▸ **What is needed**: Your task is to write out the lines from the line containing "Output the text content of this document." through the last line of the material, exactly.

==== Given entries

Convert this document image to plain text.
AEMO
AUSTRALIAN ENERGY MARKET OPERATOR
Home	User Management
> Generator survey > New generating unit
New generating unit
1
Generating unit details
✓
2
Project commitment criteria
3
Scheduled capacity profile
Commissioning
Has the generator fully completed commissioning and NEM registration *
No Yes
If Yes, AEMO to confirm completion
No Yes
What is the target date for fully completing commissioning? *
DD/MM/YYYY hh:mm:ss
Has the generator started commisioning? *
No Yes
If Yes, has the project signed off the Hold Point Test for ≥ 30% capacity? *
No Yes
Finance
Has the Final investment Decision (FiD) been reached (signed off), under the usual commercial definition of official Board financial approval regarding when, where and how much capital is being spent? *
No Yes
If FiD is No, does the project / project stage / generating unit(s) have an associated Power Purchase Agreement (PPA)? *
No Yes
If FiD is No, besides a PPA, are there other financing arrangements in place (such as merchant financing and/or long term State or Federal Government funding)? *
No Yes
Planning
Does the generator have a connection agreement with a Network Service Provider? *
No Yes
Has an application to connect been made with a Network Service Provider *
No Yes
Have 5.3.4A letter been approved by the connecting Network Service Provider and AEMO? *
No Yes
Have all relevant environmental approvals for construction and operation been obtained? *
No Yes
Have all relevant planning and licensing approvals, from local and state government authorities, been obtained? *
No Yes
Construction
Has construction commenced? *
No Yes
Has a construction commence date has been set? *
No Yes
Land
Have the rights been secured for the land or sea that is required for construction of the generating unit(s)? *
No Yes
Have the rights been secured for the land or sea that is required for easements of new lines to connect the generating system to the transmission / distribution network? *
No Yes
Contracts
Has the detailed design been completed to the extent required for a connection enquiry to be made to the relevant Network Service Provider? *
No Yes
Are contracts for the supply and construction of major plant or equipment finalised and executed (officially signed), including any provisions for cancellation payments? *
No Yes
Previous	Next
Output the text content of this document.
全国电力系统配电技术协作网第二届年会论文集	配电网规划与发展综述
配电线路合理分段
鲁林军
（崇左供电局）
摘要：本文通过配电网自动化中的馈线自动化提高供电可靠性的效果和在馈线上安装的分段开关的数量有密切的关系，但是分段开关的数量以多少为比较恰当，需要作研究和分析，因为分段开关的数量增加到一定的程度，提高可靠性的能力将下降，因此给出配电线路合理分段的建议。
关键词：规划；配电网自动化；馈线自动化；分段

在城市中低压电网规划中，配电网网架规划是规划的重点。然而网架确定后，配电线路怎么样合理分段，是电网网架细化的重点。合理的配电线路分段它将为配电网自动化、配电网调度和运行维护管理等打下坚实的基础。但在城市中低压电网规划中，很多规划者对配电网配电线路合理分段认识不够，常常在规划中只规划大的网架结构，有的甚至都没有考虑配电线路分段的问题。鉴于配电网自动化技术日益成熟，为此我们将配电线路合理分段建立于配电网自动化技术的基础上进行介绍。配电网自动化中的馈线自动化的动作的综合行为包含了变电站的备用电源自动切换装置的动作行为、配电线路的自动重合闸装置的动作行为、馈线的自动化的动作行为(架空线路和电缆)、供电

========

▸ **Result of this task**:
Output the text content of this document.
全国电力系统配电技术协作网第二届年会论文集	配电网规划与发展综述
配电线路合理分段
鲁林军
（崇左供电局）
摘要：本文通过配电网自动化中的馈线自动化提高供电可靠性的效果和在馈线上安装的分段开关的数量有密切的关系，但是分段开关的数量以多少为比较恰当，需要作研究和分析，因为分段开关的数量增加到一定的程度，提高可靠性的能力将下降，因此给出配电线路合理分段的建议。
关键词：规划；配电网自动化；馈线自动化；分段

在城市中低压电网规划中，配电网网架规划是规划的重点。然而网架确定后，配电线路怎么样合理分段，是电网网架细化的重点。合理的配电线路分段它将为配电网自动化、配电网调度和运行维护管理等打下坚实的基础。但在城市中低压电网规划中，很多规划者对配电网配电线路合理分段认识不够，常常在规划中只规划大的网架结构，有的甚至都没有考虑配电线路分段的问题。鉴于配电网自动化技术日益成熟，为此我们将配电线路合理分段建立于配电网自动化技术的基础上进行介绍。配电网自动化中的馈线自动化的动作的综合行为包含了变电站的备用电源自动切换装置的动作行为、配电线路的自动重合闸装置的动作行为、馈线的自动化的动作行为(架空线路和电缆)、供电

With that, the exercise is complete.